Stored rows -
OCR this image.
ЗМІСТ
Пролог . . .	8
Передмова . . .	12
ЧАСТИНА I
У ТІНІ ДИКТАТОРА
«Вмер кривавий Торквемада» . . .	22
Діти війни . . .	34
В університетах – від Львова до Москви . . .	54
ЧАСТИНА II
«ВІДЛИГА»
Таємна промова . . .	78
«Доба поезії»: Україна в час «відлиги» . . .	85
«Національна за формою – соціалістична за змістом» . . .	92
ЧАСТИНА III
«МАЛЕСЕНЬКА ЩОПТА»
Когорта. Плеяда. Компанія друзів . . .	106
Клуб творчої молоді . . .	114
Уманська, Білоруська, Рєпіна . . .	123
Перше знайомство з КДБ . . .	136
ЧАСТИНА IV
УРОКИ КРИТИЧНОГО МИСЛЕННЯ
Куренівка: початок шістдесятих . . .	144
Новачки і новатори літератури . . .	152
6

The exercise - Reproduce the material in full, with no word added or dropped.

Answer to this problem -
OCR this image.
ЗМІСТ
Пролог . . .	8
Передмова . . .	12
ЧАСТИНА I
У ТІНІ ДИКТАТОРА
«Вмер кривавий Торквемада» . . .	22
Діти війни . . .	34
В університетах – від Львова до Москви . . .	54
ЧАСТИНА II
«ВІДЛИГА»
Таємна промова . . .	78
«Доба поезії»: Україна в час «відлиги» . . .	85
«Національна за формою – соціалістична за змістом» . . .	92
ЧАСТИНА III
«МАЛЕСЕНЬКА ЩОПТА»
Когорта. Плеяда. Компанія друзів . . .	106
Клуб творчої молоді . . .	114
Уманська, Білоруська, Рєпіна . . .	123
Перше знайомство з КДБ . . .	136
ЧАСТИНА IV
УРОКИ КРИТИЧНОГО МИСЛЕННЯ
Куренівка: початок шістдесятих . . .	144
Новачки і новатори літератури . . .	152
6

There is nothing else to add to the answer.